Collected data entries
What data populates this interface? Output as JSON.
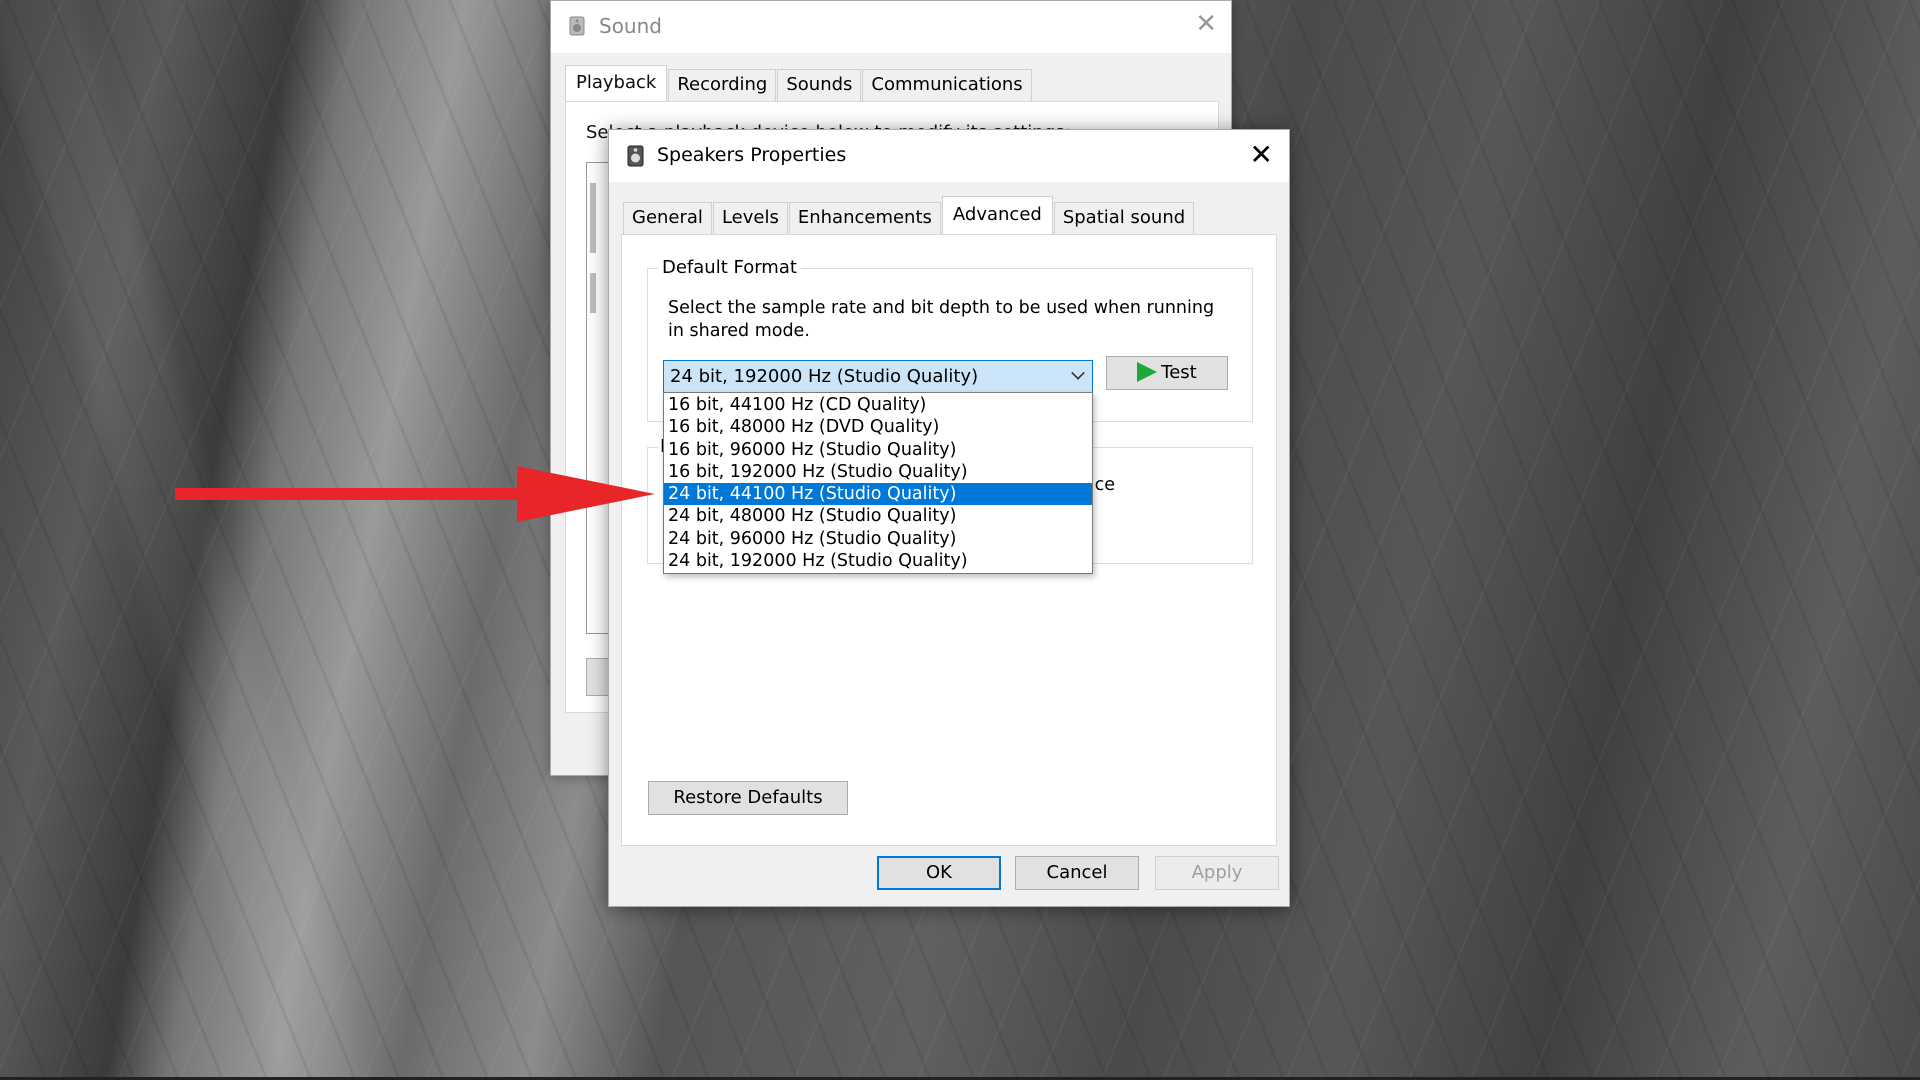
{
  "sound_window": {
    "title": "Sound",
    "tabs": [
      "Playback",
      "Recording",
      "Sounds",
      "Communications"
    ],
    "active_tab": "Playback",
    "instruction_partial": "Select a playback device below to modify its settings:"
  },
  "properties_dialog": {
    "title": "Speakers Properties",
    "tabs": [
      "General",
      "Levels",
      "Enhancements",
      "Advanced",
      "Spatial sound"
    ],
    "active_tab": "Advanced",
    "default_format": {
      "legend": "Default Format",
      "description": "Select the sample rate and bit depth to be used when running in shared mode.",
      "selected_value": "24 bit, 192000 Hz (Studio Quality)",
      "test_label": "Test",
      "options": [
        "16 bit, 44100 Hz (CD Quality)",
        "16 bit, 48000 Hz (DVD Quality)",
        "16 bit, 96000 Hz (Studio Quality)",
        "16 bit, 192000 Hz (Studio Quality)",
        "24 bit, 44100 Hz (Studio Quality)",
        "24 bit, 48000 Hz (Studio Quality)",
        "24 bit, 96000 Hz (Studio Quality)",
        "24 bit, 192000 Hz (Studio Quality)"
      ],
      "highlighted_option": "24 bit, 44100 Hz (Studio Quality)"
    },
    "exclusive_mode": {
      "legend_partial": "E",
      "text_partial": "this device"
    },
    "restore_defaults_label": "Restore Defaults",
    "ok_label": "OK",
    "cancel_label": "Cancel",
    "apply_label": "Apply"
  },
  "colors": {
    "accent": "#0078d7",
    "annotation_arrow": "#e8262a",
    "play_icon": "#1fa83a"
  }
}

WHAT IS REQUIRED » Copy every line of the material in which the word "this" occurs.

TASK OUTPUT »
What data populates this interface? Output as JSON.
      "text_partial": "this device"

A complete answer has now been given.